---------- Source data

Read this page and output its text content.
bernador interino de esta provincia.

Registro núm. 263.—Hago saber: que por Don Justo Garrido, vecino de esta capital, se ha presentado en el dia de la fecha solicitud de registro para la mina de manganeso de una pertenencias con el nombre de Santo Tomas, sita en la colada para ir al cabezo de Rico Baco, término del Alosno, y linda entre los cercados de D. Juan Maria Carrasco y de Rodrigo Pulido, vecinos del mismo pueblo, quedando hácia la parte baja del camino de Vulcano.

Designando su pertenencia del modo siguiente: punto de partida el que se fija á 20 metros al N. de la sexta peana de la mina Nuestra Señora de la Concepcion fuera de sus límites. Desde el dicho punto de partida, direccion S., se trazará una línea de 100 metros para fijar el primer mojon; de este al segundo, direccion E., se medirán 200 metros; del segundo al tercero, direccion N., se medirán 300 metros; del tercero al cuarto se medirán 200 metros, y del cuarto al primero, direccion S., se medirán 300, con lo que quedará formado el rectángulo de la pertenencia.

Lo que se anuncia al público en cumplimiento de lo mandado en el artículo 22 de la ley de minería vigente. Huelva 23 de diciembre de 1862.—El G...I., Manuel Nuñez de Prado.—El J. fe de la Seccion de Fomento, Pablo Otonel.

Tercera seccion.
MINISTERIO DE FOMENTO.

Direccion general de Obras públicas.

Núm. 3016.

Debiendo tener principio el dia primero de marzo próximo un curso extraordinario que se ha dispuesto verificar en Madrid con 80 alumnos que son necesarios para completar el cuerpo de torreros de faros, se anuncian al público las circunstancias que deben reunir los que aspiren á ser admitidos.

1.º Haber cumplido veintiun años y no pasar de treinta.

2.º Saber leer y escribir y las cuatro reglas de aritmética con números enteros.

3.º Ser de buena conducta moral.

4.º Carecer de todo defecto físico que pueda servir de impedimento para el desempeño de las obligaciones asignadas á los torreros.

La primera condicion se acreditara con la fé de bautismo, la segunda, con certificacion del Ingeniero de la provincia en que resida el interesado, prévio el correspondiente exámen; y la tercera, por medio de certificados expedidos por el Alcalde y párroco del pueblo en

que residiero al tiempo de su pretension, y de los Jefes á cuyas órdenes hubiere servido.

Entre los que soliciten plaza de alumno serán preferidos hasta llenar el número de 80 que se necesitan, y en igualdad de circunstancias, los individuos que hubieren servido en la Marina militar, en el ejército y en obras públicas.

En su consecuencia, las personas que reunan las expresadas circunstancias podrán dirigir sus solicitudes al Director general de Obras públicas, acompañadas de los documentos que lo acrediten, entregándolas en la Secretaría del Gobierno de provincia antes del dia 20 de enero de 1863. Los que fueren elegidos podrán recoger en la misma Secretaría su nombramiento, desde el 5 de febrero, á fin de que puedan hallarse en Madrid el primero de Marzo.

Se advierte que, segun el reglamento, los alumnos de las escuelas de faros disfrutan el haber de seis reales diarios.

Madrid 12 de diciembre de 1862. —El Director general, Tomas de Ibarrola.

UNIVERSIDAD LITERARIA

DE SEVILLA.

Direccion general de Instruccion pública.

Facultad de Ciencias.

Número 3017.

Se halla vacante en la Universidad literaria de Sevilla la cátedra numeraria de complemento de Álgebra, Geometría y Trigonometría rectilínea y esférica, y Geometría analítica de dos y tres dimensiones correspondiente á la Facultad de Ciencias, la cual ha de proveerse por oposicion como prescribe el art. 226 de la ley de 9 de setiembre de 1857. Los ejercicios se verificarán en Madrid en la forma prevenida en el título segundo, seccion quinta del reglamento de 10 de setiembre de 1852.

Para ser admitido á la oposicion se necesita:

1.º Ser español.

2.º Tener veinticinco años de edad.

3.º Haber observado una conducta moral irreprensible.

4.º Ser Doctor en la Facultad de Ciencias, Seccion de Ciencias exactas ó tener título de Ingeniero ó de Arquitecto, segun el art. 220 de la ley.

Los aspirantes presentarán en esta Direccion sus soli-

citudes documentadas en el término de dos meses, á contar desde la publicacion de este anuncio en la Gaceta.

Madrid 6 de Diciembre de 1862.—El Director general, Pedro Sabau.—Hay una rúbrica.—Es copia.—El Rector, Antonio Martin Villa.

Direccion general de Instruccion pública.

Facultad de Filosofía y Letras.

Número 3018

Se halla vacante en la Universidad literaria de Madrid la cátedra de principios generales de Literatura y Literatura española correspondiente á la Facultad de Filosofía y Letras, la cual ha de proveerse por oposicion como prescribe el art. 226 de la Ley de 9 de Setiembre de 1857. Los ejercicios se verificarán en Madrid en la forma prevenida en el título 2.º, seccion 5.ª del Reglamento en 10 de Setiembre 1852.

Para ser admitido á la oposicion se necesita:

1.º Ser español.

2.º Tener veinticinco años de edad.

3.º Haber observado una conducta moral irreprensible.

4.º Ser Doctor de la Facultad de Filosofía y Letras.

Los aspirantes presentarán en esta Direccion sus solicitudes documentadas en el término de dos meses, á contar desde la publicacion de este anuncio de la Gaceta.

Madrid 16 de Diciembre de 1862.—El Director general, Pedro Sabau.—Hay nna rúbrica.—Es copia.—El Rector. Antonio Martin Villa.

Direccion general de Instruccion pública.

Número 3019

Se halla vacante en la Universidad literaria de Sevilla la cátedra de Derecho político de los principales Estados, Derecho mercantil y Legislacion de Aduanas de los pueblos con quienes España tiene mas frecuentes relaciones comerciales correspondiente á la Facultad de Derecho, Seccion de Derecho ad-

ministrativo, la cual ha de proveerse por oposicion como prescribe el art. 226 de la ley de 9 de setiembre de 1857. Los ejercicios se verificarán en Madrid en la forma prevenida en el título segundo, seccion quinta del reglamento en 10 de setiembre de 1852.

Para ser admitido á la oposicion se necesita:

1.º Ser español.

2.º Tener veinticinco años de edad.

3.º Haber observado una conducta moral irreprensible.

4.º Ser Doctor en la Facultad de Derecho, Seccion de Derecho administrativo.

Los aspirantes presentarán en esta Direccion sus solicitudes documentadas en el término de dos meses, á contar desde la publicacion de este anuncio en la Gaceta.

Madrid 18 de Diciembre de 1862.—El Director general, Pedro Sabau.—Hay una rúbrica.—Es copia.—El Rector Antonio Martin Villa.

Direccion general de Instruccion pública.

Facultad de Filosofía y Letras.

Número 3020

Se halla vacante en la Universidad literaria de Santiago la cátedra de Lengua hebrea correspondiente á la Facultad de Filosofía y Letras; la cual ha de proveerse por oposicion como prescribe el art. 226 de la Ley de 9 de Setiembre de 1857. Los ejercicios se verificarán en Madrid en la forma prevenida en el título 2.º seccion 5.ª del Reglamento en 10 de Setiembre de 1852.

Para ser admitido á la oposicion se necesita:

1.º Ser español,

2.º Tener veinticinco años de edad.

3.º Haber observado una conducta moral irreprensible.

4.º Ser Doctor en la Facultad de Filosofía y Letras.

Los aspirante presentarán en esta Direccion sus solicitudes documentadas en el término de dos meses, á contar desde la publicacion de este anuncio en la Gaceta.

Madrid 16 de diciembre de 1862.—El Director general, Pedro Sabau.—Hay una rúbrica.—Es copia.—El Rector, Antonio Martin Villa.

--------------------

* Required task
Extract all lines as given.

* Result for this exercise
Read this page and output its text content.
bernador interino de esta provincia.

Registro núm. 263.—Hago saber: que por Don Justo Garrido, vecino de esta capital, se ha presentado en el dia de la fecha solicitud de registro para la mina de manganeso de una pertenencias con el nombre de Santo Tomas, sita en la colada para ir al cabezo de Rico Baco, término del Alosno, y linda entre los cercados de D. Juan Maria Carrasco y de Rodrigo Pulido, vecinos del mismo pueblo, quedando hácia la parte baja del camino de Vulcano.

Designando su pertenencia del modo siguiente: punto de partida el que se fija á 20 metros al N. de la sexta peana de la mina Nuestra Señora de la Concepcion fuera de sus límites. Desde el dicho punto de partida, direccion S., se trazará una línea de 100 metros para fijar el primer mojon; de este al segundo, direccion E., se medirán 200 metros; del segundo al tercero, direccion N., se medirán 300 metros; del tercero al cuarto se medirán 200 metros, y del cuarto al primero, direccion S., se medirán 300, con lo que quedará formado el rectángulo de la pertenencia.

Lo que se anuncia al público en cumplimiento de lo mandado en el artículo 22 de la ley de minería vigente. Huelva 23 de diciembre de 1862.—El G...I., Manuel Nuñez de Prado.—El J. fe de la Seccion de Fomento, Pablo Otonel.

Tercera seccion.
MINISTERIO DE FOMENTO.

Direccion general de Obras públicas.

Núm. 3016.

Debiendo tener principio el dia primero de marzo próximo un curso extraordinario que se ha dispuesto verificar en Madrid con 80 alumnos que son necesarios para completar el cuerpo de torreros de faros, se anuncian al público las circunstancias que deben reunir los que aspiren á ser admitidos.

1.º Haber cumplido veintiun años y no pasar de treinta.

2.º Saber leer y escribir y las cuatro reglas de aritmética con números enteros.

3.º Ser de buena conducta moral.

4.º Carecer de todo defecto físico que pueda servir de impedimento para el desempeño de las obligaciones asignadas á los torreros.

La primera condicion se acreditara con la fé de bautismo, la segunda, con certificacion del Ingeniero de la provincia en que resida el interesado, prévio el correspondiente exámen; y la tercera, por medio de certificados expedidos por el Alcalde y párroco del pueblo en

que residiero al tiempo de su pretension, y de los Jefes á cuyas órdenes hubiere servido.

Entre los que soliciten plaza de alumno serán preferidos hasta llenar el número de 80 que se necesitan, y en igualdad de circunstancias, los individuos que hubieren servido en la Marina militar, en el ejército y en obras públicas.

En su consecuencia, las personas que reunan las expresadas circunstancias podrán dirigir sus solicitudes al Director general de Obras públicas, acompañadas de los documentos que lo acrediten, entregándolas en la Secretaría del Gobierno de provincia antes del dia 20 de enero de 1863. Los que fueren elegidos podrán recoger en la misma Secretaría su nombramiento, desde el 5 de febrero, á fin de que puedan hallarse en Madrid el primero de Marzo.

Se advierte que, segun el reglamento, los alumnos de las escuelas de faros disfrutan el haber de seis reales diarios.

Madrid 12 de diciembre de 1862. —El Director general, Tomas de Ibarrola.

UNIVERSIDAD LITERARIA

DE SEVILLA.

Direccion general de Instruccion pública.

Facultad de Ciencias.

Número 3017.

Se halla vacante en la Universidad literaria de Sevilla la cátedra numeraria de complemento de Álgebra, Geometría y Trigonometría rectilínea y esférica, y Geometría analítica de dos y tres dimensiones correspondiente á la Facultad de Ciencias, la cual ha de proveerse por oposicion como prescribe el art. 226 de la ley de 9 de setiembre de 1857. Los ejercicios se verificarán en Madrid en la forma prevenida en el título segundo, seccion quinta del reglamento de 10 de setiembre de 1852.

Para ser admitido á la oposicion se necesita:

1.º Ser español.

2.º Tener veinticinco años de edad.

3.º Haber observado una conducta moral irreprensible.

4.º Ser Doctor en la Facultad de Ciencias, Seccion de Ciencias exactas ó tener título de Ingeniero ó de Arquitecto, segun el art. 220 de la ley.

Los aspirantes presentarán en esta Direccion sus soli-

citudes documentadas en el término de dos meses, á contar desde la publicacion de este anuncio en la Gaceta.

Madrid 6 de Diciembre de 1862.—El Director general, Pedro Sabau.—Hay una rúbrica.—Es copia.—El Rector, Antonio Martin Villa.

Direccion general de Instruccion pública.

Facultad de Filosofía y Letras.

Número 3018

Se halla vacante en la Universidad literaria de Madrid la cátedra de principios generales de Literatura y Literatura española correspondiente á la Facultad de Filosofía y Letras, la cual ha de proveerse por oposicion como prescribe el art. 226 de la Ley de 9 de Setiembre de 1857. Los ejercicios se verificarán en Madrid en la forma prevenida en el título 2.º, seccion 5.ª del Reglamento en 10 de Setiembre 1852.

Para ser admitido á la oposicion se necesita:

1.º Ser español.

2.º Tener veinticinco años de edad.

3.º Haber observado una conducta moral irreprensible.

4.º Ser Doctor de la Facultad de Filosofía y Letras.

Los aspirantes presentarán en esta Direccion sus solicitudes documentadas en el término de dos meses, á contar desde la publicacion de este anuncio de la Gaceta.

Madrid 16 de Diciembre de 1862.—El Director general, Pedro Sabau.—Hay nna rúbrica.—Es copia.—El Rector. Antonio Martin Villa.

Direccion general de Instruccion pública.

Número 3019

Se halla vacante en la Universidad literaria de Sevilla la cátedra de Derecho político de los principales Estados, Derecho mercantil y Legislacion de Aduanas de los pueblos con quienes España tiene mas frecuentes relaciones comerciales correspondiente á la Facultad de Derecho, Seccion de Derecho ad-

ministrativo, la cual ha de proveerse por oposicion como prescribe el art. 226 de la ley de 9 de setiembre de 1857. Los ejercicios se verificarán en Madrid en la forma prevenida en el título segundo, seccion quinta del reglamento en 10 de setiembre de 1852.

Para ser admitido á la oposicion se necesita:

1.º Ser español.

2.º Tener veinticinco años de edad.

3.º Haber observado una conducta moral irreprensible.

4.º Ser Doctor en la Facultad de Derecho, Seccion de Derecho administrativo.

Los aspirantes presentarán en esta Direccion sus solicitudes documentadas en el término de dos meses, á contar desde la publicacion de este anuncio en la Gaceta.

Madrid 18 de Diciembre de 1862.—El Director general, Pedro Sabau.—Hay una rúbrica.—Es copia.—El Rector Antonio Martin Villa.

Direccion general de Instruccion pública.

Facultad de Filosofía y Letras.

Número 3020

Se halla vacante en la Universidad literaria de Santiago la cátedra de Lengua hebrea correspondiente á la Facultad de Filosofía y Letras; la cual ha de proveerse por oposicion como prescribe el art. 226 de la Ley de 9 de Setiembre de 1857. Los ejercicios se verificarán en Madrid en la forma prevenida en el título 2.º seccion 5.ª del Reglamento en 10 de Setiembre de 1852.

Para ser admitido á la oposicion se necesita:

1.º Ser español,

2.º Tener veinticinco años de edad.

3.º Haber observado una conducta moral irreprensible.

4.º Ser Doctor en la Facultad de Filosofía y Letras.

Los aspirante presentarán en esta Direccion sus solicitudes documentadas en el término de dos meses, á contar desde la publicacion de este anuncio en la Gaceta.

Madrid 16 de diciembre de 1862.—El Director general, Pedro Sabau.—Hay una rúbrica.—Es copia.—El Rector, Antonio Martin Villa.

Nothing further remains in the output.